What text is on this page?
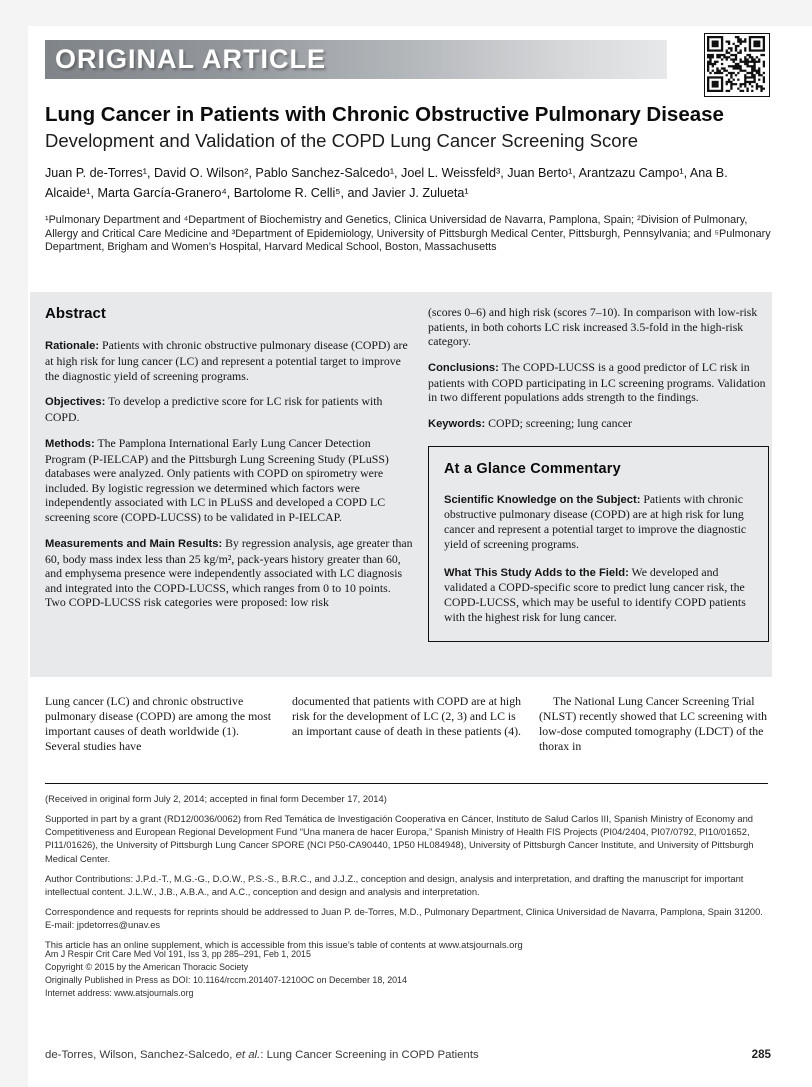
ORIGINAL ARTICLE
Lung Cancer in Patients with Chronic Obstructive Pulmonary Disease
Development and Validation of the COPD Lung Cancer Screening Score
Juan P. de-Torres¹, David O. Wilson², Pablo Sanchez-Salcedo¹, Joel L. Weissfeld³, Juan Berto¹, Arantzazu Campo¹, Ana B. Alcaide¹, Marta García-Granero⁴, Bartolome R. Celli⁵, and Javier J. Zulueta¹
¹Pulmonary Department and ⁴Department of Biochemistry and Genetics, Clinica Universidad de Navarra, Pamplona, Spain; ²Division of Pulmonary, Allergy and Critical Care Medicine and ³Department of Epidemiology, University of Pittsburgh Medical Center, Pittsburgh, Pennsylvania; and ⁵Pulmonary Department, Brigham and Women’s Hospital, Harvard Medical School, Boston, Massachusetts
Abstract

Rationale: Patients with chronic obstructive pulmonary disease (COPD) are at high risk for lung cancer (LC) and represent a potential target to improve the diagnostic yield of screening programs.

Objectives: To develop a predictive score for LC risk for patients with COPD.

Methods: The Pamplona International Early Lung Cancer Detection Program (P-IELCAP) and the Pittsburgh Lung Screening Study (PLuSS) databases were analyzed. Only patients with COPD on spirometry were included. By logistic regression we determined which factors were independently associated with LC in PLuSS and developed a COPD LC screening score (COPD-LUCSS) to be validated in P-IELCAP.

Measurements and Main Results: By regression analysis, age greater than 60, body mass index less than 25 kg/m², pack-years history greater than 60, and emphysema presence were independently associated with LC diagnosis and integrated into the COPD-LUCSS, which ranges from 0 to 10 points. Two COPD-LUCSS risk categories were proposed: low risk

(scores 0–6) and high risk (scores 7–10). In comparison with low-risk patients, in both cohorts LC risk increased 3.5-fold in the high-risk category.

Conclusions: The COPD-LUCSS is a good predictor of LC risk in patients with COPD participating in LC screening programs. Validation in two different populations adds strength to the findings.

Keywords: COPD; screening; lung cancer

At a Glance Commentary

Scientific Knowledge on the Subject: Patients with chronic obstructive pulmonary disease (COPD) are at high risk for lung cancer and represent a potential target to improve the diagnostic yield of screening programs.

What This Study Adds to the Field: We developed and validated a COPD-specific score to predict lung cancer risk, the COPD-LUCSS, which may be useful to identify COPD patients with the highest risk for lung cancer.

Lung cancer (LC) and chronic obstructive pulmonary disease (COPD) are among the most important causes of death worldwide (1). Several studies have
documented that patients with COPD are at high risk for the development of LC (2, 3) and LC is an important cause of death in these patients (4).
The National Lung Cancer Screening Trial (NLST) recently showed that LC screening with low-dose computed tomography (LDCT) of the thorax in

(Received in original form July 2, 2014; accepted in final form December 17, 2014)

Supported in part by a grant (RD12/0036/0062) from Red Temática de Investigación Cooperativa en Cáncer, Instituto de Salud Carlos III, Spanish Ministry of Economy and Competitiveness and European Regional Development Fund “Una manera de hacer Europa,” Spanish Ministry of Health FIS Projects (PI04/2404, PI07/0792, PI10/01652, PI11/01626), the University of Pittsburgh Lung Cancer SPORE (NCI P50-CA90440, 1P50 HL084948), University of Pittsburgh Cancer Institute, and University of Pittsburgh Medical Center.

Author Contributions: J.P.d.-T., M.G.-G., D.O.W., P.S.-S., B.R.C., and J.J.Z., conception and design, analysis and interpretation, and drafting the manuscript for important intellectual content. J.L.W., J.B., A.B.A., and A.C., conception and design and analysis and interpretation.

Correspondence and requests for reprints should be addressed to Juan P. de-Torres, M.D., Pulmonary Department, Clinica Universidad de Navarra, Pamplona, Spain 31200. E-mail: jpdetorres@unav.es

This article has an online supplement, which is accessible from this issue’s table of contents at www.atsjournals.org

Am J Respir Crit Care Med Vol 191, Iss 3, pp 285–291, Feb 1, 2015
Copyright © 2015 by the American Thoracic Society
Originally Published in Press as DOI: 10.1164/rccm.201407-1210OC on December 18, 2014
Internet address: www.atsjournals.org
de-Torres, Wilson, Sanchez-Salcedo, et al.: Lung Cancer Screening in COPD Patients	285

***

With "What" as the search word, count the matching lines in the records and give the number alone.

§ **Solution**:
2